PASSAGE TO READ -
<<<<

The outstanding borrowings against the cash surrender value of our company owned life insurance policies were $182.3 million at September 29, 2004 and $163.6 million at September 29, 2003, and the total interest expense on these borrowings increased to $5.4 million during the second quarter of fiscal 2005, compared to $4.9 million for the same period in fiscal 2004. These increases resulted primarily from additional borrowings of $17.7 million against the increased cash surrender value of our company owned life insurance policies in the second quarter of fiscal 2005 to pay annual premiums on the policies and to pay interest on previous borrowings, as described under “—Liquidity and Capital Resources” below.

 

Income Taxes. Income tax expense for the second quarter of fiscal 2005 and 2004 included provisions for state franchise and foreign income taxes. The federal tax rate for the second quarter of fiscal 2005 was 18%, and was lower than the U.S. federal statutory tax rate primarily due to the recognition of tax benefits associated with the utilization of loss carryforwards. The federal tax provision for the second quarter of fiscal 2004 was offset by the recognition of tax benefits associated with our loss carryforwards. Income tax expense has been provided for the three months ended September 29, 2004 based on our estimated effective income tax rate for fiscal 2005.

>>>>

CHALLENGES -
a – Write out the part of the passage that opens with the words containing "Income Taxes. Income" and closes with "for fiscal 2005.".
b – According to the passage, what was the federal tax rate for the second quarter of fiscal 2005?
Work only from the passage above.

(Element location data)
<<<<

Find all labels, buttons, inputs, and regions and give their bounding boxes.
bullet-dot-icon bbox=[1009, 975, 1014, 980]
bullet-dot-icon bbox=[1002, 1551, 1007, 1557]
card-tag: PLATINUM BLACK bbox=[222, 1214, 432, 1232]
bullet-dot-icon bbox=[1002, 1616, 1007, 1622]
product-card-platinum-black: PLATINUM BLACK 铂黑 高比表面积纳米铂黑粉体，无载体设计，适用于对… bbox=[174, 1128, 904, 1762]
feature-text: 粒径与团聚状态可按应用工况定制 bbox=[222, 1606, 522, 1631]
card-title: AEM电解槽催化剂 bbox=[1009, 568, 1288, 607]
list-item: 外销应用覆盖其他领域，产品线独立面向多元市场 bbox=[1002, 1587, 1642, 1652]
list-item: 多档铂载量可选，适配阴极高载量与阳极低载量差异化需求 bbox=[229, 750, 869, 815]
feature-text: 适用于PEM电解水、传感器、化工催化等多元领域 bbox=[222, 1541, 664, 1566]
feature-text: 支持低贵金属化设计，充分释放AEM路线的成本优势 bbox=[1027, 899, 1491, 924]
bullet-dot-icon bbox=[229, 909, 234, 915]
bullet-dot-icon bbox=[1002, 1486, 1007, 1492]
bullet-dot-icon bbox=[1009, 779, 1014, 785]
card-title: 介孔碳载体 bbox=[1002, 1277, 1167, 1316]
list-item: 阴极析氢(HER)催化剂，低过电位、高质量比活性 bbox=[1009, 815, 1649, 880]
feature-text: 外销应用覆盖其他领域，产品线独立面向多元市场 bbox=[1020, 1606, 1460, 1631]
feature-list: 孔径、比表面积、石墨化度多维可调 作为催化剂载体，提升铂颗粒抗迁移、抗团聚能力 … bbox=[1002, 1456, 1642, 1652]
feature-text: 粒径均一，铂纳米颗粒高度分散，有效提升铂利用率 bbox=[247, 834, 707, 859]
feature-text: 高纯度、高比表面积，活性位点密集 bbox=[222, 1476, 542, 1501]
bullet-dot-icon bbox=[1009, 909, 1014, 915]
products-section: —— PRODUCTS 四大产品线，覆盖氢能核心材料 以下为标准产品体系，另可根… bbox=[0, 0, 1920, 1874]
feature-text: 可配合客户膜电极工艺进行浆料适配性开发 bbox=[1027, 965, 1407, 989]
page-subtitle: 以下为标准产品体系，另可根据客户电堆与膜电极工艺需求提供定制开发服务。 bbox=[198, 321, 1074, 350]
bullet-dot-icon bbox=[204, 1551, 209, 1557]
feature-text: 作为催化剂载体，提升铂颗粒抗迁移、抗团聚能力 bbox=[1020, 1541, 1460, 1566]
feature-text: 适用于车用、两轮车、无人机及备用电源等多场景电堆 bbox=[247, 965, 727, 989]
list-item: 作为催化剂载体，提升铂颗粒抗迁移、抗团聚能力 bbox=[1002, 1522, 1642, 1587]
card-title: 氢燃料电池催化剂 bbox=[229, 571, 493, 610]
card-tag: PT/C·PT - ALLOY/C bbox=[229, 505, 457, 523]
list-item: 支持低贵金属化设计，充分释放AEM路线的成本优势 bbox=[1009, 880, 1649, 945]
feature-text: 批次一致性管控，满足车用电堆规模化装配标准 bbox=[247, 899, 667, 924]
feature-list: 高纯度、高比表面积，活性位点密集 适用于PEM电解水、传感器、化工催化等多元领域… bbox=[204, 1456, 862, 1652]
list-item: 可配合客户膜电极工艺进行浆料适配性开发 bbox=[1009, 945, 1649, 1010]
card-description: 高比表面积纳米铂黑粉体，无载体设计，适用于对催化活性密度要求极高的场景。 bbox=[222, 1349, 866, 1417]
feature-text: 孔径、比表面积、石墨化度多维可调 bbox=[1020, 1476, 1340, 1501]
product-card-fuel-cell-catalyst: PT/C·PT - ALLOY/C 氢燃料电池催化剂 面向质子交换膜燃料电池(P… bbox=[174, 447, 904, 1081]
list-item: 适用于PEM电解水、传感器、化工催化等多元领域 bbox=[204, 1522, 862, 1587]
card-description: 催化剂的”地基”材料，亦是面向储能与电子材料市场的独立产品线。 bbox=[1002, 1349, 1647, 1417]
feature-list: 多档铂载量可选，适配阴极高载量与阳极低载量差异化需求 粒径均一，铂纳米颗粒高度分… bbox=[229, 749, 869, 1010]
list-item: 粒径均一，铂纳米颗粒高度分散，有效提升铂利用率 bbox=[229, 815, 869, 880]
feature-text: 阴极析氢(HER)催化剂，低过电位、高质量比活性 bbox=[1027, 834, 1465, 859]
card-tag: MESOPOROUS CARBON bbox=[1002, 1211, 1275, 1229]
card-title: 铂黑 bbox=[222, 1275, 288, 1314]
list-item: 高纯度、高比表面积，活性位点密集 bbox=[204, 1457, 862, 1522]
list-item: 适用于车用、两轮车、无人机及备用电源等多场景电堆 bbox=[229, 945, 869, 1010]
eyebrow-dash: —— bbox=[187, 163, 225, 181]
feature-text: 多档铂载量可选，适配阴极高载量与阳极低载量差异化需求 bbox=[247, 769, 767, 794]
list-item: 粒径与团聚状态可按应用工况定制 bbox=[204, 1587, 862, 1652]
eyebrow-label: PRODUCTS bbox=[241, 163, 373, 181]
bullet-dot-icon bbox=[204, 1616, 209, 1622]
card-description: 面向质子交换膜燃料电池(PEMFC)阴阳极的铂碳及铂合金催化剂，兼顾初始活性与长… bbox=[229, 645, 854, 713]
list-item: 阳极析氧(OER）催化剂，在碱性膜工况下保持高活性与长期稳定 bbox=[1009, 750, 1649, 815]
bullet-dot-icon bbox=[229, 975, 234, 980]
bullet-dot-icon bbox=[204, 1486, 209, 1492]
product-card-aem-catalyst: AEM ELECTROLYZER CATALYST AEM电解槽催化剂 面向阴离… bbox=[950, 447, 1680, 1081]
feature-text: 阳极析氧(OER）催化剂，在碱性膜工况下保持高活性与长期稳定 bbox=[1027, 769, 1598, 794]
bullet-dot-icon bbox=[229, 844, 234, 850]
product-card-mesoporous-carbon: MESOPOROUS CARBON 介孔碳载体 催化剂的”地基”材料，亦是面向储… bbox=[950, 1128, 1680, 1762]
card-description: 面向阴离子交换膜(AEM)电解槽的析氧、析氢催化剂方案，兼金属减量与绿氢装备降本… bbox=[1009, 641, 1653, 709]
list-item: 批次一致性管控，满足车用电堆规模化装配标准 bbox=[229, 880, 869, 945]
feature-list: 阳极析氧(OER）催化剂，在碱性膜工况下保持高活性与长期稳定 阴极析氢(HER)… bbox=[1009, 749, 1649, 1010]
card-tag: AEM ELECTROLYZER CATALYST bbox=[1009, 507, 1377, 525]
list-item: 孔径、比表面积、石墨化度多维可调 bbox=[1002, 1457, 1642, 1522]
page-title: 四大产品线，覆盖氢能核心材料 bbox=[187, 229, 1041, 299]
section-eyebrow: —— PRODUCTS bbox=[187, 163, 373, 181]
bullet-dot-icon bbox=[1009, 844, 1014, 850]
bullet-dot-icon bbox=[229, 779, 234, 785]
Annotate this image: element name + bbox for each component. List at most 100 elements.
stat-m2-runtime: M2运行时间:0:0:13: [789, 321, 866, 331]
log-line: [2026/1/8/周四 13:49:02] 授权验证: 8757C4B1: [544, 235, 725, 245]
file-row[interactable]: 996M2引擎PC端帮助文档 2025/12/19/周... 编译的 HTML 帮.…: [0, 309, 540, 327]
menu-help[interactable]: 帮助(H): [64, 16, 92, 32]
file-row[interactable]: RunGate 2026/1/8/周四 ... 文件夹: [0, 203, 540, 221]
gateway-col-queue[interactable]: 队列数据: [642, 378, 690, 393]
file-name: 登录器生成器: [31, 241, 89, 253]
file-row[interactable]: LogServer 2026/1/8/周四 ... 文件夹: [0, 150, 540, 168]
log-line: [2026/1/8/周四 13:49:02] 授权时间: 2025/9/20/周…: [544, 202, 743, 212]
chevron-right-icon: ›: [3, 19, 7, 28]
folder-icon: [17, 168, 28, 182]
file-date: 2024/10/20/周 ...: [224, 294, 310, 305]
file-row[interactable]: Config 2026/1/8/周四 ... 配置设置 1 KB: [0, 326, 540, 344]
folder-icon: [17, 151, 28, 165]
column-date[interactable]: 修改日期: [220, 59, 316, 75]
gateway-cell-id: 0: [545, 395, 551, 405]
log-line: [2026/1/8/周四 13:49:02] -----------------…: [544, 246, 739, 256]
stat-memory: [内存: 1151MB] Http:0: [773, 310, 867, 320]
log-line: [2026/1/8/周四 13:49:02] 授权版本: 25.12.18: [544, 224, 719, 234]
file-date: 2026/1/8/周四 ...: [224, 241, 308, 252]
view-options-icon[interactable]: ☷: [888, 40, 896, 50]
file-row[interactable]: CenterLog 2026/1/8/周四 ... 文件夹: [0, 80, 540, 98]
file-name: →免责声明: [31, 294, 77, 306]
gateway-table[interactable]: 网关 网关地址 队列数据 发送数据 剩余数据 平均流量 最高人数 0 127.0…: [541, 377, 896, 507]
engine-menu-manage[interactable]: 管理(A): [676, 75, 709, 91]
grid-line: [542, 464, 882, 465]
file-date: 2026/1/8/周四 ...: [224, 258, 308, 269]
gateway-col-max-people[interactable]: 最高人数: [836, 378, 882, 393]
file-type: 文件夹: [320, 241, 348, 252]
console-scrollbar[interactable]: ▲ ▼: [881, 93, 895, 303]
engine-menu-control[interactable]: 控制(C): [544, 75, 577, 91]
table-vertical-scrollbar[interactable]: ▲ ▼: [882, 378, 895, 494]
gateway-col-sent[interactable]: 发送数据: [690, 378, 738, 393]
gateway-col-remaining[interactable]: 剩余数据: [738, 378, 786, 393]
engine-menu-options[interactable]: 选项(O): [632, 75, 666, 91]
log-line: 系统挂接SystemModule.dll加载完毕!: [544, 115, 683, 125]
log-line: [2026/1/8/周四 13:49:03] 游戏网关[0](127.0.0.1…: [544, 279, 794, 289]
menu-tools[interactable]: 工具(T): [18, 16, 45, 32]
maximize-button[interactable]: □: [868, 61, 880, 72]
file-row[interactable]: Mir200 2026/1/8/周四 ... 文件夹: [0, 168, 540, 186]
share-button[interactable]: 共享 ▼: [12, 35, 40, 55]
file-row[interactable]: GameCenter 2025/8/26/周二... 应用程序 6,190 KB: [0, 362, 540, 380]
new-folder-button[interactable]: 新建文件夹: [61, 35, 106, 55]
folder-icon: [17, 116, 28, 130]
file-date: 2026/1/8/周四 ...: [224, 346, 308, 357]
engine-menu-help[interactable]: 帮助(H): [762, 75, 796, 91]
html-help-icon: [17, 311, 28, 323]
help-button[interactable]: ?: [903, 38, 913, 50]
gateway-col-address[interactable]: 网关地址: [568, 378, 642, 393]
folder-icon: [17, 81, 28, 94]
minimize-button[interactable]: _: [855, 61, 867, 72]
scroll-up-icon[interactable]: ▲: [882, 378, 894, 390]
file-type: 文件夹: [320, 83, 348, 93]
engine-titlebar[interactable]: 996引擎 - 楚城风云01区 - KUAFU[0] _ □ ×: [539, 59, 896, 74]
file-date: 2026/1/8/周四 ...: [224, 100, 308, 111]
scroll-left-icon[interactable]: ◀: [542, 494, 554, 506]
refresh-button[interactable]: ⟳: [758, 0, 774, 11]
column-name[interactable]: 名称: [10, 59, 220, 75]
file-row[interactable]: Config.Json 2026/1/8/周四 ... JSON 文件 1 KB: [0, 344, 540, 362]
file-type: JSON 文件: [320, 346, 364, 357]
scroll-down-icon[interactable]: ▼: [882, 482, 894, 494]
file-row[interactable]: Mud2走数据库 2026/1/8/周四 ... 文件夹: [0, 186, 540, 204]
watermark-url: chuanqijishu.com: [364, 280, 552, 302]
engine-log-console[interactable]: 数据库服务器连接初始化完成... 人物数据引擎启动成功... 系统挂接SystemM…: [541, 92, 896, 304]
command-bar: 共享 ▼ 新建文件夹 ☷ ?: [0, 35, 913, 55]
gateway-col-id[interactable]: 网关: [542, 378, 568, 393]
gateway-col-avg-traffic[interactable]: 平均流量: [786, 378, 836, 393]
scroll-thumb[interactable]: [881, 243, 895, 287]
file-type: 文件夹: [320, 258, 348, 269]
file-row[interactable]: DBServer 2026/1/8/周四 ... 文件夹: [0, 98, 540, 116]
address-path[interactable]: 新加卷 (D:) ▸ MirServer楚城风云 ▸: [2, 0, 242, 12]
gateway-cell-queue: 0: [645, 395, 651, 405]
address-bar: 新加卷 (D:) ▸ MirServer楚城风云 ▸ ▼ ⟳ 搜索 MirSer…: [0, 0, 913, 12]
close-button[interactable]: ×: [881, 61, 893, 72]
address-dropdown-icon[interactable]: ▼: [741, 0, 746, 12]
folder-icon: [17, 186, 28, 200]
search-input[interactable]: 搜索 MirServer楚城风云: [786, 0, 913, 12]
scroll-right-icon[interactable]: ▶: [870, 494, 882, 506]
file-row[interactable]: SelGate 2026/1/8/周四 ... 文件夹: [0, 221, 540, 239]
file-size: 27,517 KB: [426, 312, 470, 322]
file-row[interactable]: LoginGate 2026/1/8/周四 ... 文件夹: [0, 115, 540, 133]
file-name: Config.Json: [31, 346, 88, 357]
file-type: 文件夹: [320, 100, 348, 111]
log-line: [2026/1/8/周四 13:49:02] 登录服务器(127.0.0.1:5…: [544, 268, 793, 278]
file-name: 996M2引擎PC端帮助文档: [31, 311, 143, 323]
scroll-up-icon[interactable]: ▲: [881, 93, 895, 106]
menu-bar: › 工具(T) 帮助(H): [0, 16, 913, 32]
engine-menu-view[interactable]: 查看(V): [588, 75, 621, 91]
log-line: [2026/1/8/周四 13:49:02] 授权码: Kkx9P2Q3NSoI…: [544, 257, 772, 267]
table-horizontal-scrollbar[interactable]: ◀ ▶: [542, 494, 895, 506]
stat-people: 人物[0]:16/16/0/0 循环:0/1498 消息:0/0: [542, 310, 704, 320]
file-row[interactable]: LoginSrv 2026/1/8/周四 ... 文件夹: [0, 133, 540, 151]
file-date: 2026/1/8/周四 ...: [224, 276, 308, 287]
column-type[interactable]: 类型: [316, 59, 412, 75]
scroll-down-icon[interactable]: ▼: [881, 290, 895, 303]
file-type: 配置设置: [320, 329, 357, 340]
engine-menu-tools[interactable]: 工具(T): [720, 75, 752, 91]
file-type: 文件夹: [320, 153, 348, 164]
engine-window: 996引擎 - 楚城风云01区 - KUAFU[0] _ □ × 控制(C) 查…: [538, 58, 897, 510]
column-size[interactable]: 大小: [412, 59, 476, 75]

>>>>

OUTPUTS -
a –
Income Taxes. Income tax expense for the second quarter of fiscal 2005 and 2004 included provisions for state franchise and foreign income taxes. The federal tax rate for the second quarter of fiscal 2005 was 18%, and was lower than the U.S. federal statutory tax rate primarily due to the recognition of tax benefits associated with the utilization of loss carryforwards. The federal tax provision for the second quarter of fiscal 2004 was offset by the recognition of tax benefits associated with our loss carryforwards. Income tax expense has been provided for the three months ended September 29, 2004 based on our estimated effective income tax rate for fiscal 2005.

b – 18%